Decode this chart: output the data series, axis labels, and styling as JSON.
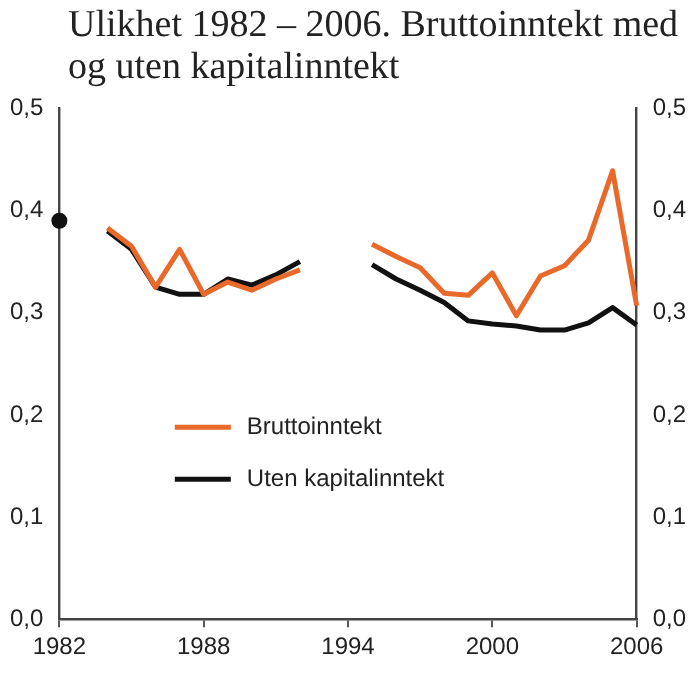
{
  "chart_data": {
    "type": "line",
    "title": "Ulikhet 1982 – 2006. Bruttoinntekt med og uten kapitalinntekt",
    "x": [
      1982,
      1983,
      1984,
      1985,
      1986,
      1987,
      1988,
      1989,
      1990,
      1991,
      1992,
      1993,
      1994,
      1995,
      1996,
      1997,
      1998,
      1999,
      2000,
      2001,
      2002,
      2003,
      2004,
      2005,
      2006
    ],
    "series": [
      {
        "name": "Bruttoinntekt",
        "color": "#e8692a",
        "values": [
          null,
          null,
          0.383,
          0.365,
          0.325,
          0.362,
          0.318,
          0.33,
          0.322,
          0.333,
          0.342,
          null,
          null,
          0.367,
          0.355,
          0.344,
          0.319,
          0.317,
          0.339,
          0.297,
          0.336,
          0.346,
          0.371,
          0.439,
          0.307
        ]
      },
      {
        "name": "Uten kapitalinntekt",
        "color": "#111111",
        "values": [
          0.39,
          null,
          0.38,
          0.362,
          0.325,
          0.318,
          0.318,
          0.333,
          0.327,
          0.337,
          0.35,
          null,
          null,
          0.347,
          0.333,
          0.322,
          0.31,
          0.292,
          0.289,
          0.287,
          0.283,
          0.283,
          0.29,
          0.305,
          0.288
        ]
      }
    ],
    "xlim": [
      1982,
      2006
    ],
    "xticks": [
      1982,
      1988,
      1994,
      2000,
      2006
    ],
    "ylim": [
      0,
      0.5
    ],
    "yticks": [
      {
        "value": 0,
        "label": "0,0"
      },
      {
        "value": 0.1,
        "label": "0,1"
      },
      {
        "value": 0.2,
        "label": "0,2"
      },
      {
        "value": 0.3,
        "label": "0,3"
      },
      {
        "value": 0.4,
        "label": "0,4"
      },
      {
        "value": 0.5,
        "label": "0,5"
      }
    ],
    "y2lim": [
      0,
      0.5
    ],
    "y2ticks": [
      {
        "value": 0,
        "label": "0,0"
      },
      {
        "value": 0.1,
        "label": "0,1"
      },
      {
        "value": 0.2,
        "label": "0,2"
      },
      {
        "value": 0.3,
        "label": "0,3"
      },
      {
        "value": 0.4,
        "label": "0,4"
      },
      {
        "value": 0.5,
        "label": "0,5"
      }
    ],
    "grid": false,
    "legend": "bottom left",
    "line_style": "solid"
  }
}
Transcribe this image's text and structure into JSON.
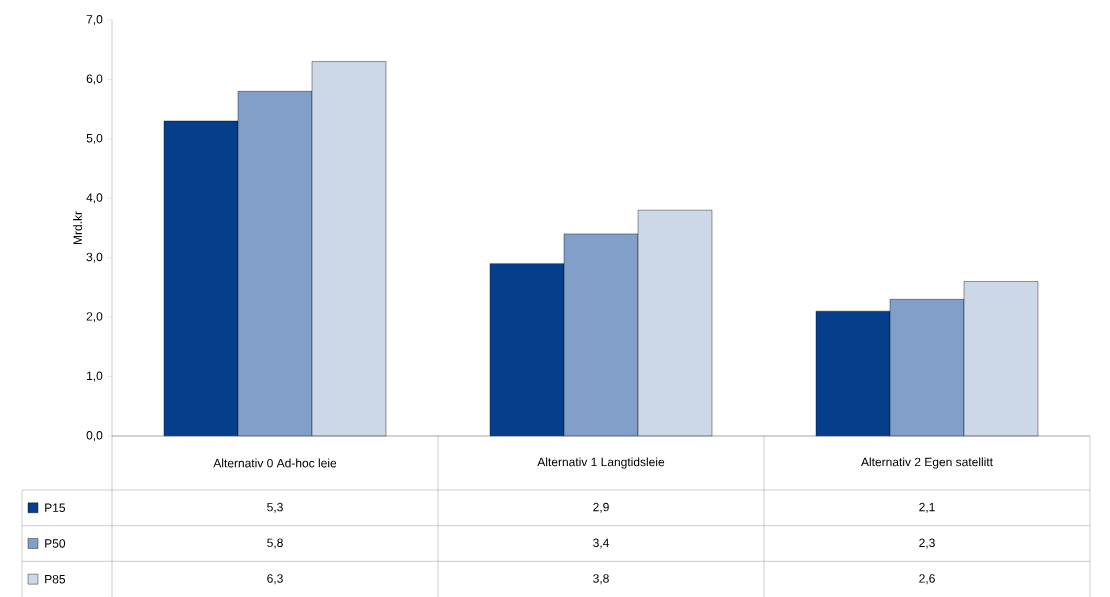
{
  "chart_data": {
    "type": "bar",
    "ylabel": "Mrd.kr",
    "categories": [
      "Alternativ 0 Ad-hoc leie",
      "Alternativ 1 Langtidsleie",
      "Alternativ 2 Egen satellitt"
    ],
    "series": [
      {
        "name": "P15",
        "color": "#053f8c",
        "values": [
          5.3,
          2.9,
          2.1
        ],
        "value_labels": [
          "5,3",
          "2,9",
          "2,1"
        ]
      },
      {
        "name": "P50",
        "color": "#819fc8",
        "values": [
          5.8,
          3.4,
          2.3
        ],
        "value_labels": [
          "5,8",
          "3,4",
          "2,3"
        ]
      },
      {
        "name": "P85",
        "color": "#ccd8e8",
        "values": [
          6.3,
          3.8,
          2.6
        ],
        "value_labels": [
          "6,3",
          "3,8",
          "2,6"
        ]
      }
    ],
    "ylim": [
      0,
      7
    ],
    "yticks": [
      {
        "value": 0,
        "label": "0,0"
      },
      {
        "value": 1,
        "label": "1,0"
      },
      {
        "value": 2,
        "label": "2,0"
      },
      {
        "value": 3,
        "label": "3,0"
      },
      {
        "value": 4,
        "label": "4,0"
      },
      {
        "value": 5,
        "label": "5,0"
      },
      {
        "value": 6,
        "label": "6,0"
      },
      {
        "value": 7,
        "label": "7,0"
      }
    ],
    "grid": false,
    "legend": "bottom"
  }
}
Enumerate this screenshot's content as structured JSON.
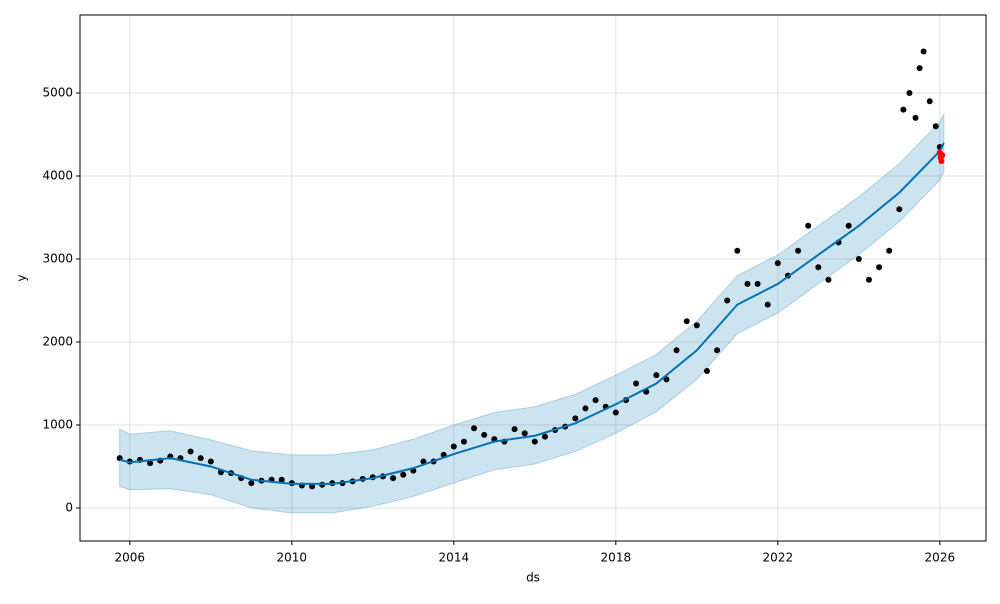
{
  "chart_data": {
    "type": "forecast",
    "xlabel": "ds",
    "ylabel": "y",
    "xlim": [
      2004.77,
      2027.14
    ],
    "ylim": [
      -398,
      5940
    ],
    "xticks": [
      2006,
      2010,
      2014,
      2018,
      2022,
      2026
    ],
    "yticks": [
      0,
      1000,
      2000,
      3000,
      4000,
      5000
    ],
    "grid": true,
    "forecast": {
      "color": "#0072B2",
      "band_color": "#0072B2",
      "x": [
        2005.75,
        2006,
        2007,
        2008,
        2009,
        2010,
        2011,
        2012,
        2013,
        2014,
        2015,
        2016,
        2017,
        2018,
        2019,
        2020,
        2021,
        2022,
        2023,
        2024,
        2025,
        2026,
        2026.1
      ],
      "values": [
        580,
        550,
        600,
        500,
        340,
        290,
        290,
        360,
        480,
        650,
        800,
        870,
        1020,
        1250,
        1500,
        1900,
        2450,
        2700,
        3050,
        3400,
        3800,
        4300,
        4400
      ],
      "upper": [
        950,
        890,
        930,
        820,
        690,
        640,
        640,
        700,
        830,
        1000,
        1150,
        1220,
        1370,
        1600,
        1850,
        2250,
        2800,
        3050,
        3400,
        3750,
        4150,
        4650,
        4750
      ],
      "lower": [
        260,
        220,
        230,
        160,
        0,
        -60,
        -60,
        20,
        140,
        300,
        460,
        530,
        680,
        900,
        1160,
        1550,
        2100,
        2350,
        2700,
        3050,
        3450,
        3950,
        4050
      ]
    },
    "observed": {
      "color": "#000000",
      "x": [
        2005.75,
        2006,
        2006.25,
        2006.5,
        2006.75,
        2007,
        2007.25,
        2007.5,
        2007.75,
        2008,
        2008.25,
        2008.5,
        2008.75,
        2009,
        2009.25,
        2009.5,
        2009.75,
        2010,
        2010.25,
        2010.5,
        2010.75,
        2011,
        2011.25,
        2011.5,
        2011.75,
        2012,
        2012.25,
        2012.5,
        2012.75,
        2013,
        2013.25,
        2013.5,
        2013.75,
        2014,
        2014.25,
        2014.5,
        2014.75,
        2015,
        2015.25,
        2015.5,
        2015.75,
        2016,
        2016.25,
        2016.5,
        2016.75,
        2017,
        2017.25,
        2017.5,
        2017.75,
        2018,
        2018.25,
        2018.5,
        2018.75,
        2019,
        2019.25,
        2019.5,
        2019.75,
        2020,
        2020.25,
        2020.5,
        2020.75,
        2021,
        2021.25,
        2021.5,
        2021.75,
        2022,
        2022.25,
        2022.5,
        2022.75,
        2023,
        2023.25,
        2023.5,
        2023.75,
        2024,
        2024.25,
        2024.5,
        2024.75,
        2025,
        2025.1,
        2025.25,
        2025.4,
        2025.5,
        2025.6,
        2025.75,
        2025.9,
        2026
      ],
      "values": [
        600,
        560,
        580,
        540,
        570,
        620,
        600,
        680,
        600,
        560,
        430,
        420,
        360,
        300,
        330,
        340,
        340,
        300,
        270,
        260,
        280,
        300,
        300,
        320,
        350,
        370,
        380,
        360,
        400,
        450,
        560,
        560,
        640,
        740,
        800,
        960,
        880,
        830,
        800,
        950,
        900,
        800,
        860,
        940,
        980,
        1080,
        1200,
        1300,
        1220,
        1150,
        1300,
        1500,
        1400,
        1600,
        1550,
        1900,
        2250,
        2200,
        1650,
        1900,
        2500,
        3100,
        2700,
        2700,
        2450,
        2950,
        2800,
        3100,
        3400,
        2900,
        2750,
        3200,
        3400,
        3000,
        2750,
        2900,
        3100,
        3600,
        4800,
        5000,
        4700,
        5300,
        5500,
        4900,
        4600,
        4350
      ]
    },
    "highlighted": {
      "color": "#ff0000",
      "x": [
        2026,
        2026.02,
        2026.04,
        2026.06
      ],
      "values": [
        4280,
        4220,
        4180,
        4250
      ]
    }
  }
}
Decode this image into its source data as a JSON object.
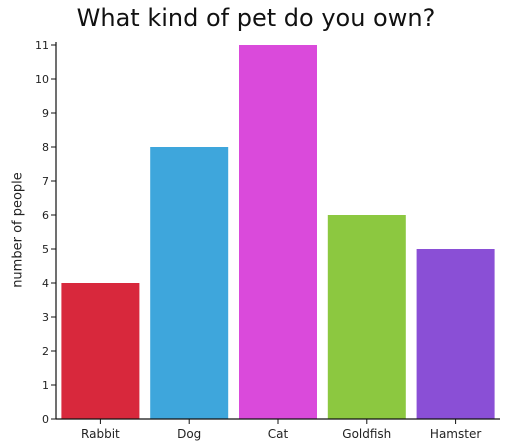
{
  "chart_data": {
    "type": "bar",
    "title": "What kind of pet do you own?",
    "xlabel": "",
    "ylabel": "number of people",
    "categories": [
      "Rabbit",
      "Dog",
      "Cat",
      "Goldfish",
      "Hamster"
    ],
    "values": [
      4,
      8,
      11,
      6,
      5
    ],
    "colors": [
      "#d8283c",
      "#3ea6dc",
      "#da4adb",
      "#8cc840",
      "#8a4fd6"
    ],
    "ylim": [
      0,
      11
    ],
    "yticks": [
      0,
      1,
      2,
      3,
      4,
      5,
      6,
      7,
      8,
      9,
      10,
      11
    ],
    "grid": false,
    "legend": "none"
  }
}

* * *

Task goal: Write out the lines of the material from the one containing "Decode this image" through the last, exactly and only those. Leave every picture out.

Exercise answer:
Decode this image into its source data as a JSON object.
{
  "chart_data": {
    "type": "bar",
    "title": "What kind of pet do you own?",
    "xlabel": "",
    "ylabel": "number of people",
    "categories": [
      "Rabbit",
      "Dog",
      "Cat",
      "Goldfish",
      "Hamster"
    ],
    "values": [
      4,
      8,
      11,
      6,
      5
    ],
    "colors": [
      "#d8283c",
      "#3ea6dc",
      "#da4adb",
      "#8cc840",
      "#8a4fd6"
    ],
    "ylim": [
      0,
      11
    ],
    "yticks": [
      0,
      1,
      2,
      3,
      4,
      5,
      6,
      7,
      8,
      9,
      10,
      11
    ],
    "grid": false,
    "legend": "none"
  }
}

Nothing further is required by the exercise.